* START *
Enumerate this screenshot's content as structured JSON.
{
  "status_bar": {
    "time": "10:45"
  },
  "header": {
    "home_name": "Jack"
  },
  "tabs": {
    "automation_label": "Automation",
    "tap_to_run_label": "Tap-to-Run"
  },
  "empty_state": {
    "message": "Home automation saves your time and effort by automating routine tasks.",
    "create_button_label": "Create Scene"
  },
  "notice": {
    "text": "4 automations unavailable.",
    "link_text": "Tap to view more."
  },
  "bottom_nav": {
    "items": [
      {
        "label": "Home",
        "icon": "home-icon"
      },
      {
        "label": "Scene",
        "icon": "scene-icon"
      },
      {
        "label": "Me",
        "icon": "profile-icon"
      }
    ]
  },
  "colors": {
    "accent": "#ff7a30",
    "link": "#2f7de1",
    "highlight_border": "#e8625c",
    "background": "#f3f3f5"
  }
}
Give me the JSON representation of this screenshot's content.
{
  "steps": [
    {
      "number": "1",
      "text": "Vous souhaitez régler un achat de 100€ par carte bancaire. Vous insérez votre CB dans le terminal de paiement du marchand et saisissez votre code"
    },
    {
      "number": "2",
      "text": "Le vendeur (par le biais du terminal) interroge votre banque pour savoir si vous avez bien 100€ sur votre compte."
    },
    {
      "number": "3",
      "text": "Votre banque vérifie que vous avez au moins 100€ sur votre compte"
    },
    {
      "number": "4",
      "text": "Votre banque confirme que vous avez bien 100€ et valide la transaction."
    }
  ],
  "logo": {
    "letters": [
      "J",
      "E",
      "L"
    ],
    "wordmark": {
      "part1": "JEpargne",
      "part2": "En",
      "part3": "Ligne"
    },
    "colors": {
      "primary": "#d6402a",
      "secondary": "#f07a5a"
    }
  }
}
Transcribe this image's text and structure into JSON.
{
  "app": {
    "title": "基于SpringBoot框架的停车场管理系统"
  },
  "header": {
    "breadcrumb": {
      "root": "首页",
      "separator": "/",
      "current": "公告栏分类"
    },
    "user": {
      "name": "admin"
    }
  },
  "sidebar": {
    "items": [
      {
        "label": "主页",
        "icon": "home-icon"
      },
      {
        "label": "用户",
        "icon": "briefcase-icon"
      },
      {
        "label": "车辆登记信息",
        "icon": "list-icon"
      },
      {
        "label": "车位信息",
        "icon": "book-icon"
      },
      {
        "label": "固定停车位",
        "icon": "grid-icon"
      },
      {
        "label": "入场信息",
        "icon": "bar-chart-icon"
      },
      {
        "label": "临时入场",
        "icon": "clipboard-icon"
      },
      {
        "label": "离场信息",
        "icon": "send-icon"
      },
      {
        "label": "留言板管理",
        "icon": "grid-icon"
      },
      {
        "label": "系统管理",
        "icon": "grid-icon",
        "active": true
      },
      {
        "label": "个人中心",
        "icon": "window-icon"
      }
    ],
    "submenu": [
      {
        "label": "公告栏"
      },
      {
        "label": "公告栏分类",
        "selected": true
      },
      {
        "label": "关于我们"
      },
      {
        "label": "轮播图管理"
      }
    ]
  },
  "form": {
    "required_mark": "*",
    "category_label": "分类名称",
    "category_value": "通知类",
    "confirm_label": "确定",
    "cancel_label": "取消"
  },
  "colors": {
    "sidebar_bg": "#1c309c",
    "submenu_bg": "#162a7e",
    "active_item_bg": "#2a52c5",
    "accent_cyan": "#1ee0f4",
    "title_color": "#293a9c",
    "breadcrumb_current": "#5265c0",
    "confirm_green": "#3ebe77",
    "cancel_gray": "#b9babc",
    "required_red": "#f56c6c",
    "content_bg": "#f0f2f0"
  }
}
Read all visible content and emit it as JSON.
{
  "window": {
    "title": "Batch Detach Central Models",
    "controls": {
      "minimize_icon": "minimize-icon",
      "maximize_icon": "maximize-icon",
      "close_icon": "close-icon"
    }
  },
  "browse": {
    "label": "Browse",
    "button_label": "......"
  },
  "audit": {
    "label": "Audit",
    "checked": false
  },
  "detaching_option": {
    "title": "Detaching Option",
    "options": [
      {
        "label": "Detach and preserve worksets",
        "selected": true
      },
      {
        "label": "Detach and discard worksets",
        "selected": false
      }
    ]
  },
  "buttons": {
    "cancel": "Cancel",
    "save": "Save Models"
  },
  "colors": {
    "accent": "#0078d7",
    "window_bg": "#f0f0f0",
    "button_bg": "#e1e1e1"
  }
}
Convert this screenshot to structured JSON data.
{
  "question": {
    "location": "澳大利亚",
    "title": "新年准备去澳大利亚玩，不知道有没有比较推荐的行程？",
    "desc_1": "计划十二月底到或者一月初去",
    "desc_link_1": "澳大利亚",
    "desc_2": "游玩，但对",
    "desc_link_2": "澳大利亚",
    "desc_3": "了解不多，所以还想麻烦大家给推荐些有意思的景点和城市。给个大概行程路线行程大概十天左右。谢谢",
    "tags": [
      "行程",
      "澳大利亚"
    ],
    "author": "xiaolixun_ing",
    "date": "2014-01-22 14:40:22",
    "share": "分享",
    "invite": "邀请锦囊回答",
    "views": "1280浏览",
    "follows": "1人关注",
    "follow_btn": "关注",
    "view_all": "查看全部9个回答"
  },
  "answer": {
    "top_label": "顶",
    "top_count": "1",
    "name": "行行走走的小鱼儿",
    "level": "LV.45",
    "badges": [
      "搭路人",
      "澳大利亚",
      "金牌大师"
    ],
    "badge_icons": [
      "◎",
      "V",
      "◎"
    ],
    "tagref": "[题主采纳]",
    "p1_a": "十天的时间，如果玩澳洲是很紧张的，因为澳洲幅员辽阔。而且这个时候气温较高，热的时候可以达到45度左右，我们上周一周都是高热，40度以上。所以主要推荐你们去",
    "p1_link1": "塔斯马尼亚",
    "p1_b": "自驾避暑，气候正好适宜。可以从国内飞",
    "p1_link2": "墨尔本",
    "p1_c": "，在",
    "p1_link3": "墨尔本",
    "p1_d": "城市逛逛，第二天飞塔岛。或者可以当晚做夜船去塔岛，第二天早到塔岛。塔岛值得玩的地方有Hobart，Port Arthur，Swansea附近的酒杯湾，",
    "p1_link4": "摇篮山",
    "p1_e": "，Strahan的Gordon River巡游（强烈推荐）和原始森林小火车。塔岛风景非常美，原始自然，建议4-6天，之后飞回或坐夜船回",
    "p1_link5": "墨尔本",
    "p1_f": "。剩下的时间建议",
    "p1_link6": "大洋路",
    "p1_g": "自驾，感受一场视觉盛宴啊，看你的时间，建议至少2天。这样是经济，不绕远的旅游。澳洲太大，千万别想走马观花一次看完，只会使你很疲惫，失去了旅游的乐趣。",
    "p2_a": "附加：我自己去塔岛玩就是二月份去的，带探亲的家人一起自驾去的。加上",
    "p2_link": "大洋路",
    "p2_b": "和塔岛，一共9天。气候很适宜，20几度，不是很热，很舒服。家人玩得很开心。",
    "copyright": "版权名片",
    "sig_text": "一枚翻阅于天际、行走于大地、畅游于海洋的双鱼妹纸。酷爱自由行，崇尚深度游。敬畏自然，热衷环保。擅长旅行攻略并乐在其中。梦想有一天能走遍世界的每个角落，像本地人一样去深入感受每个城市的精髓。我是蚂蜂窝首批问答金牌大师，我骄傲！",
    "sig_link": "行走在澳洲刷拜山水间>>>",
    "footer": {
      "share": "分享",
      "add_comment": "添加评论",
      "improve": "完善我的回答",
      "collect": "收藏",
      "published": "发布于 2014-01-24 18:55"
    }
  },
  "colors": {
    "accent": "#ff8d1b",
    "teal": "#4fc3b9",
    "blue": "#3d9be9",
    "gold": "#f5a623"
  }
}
* END *
## Given exercise
Only a number is wanted: how many lines contain the word "worksets"?

## Solution for this task
2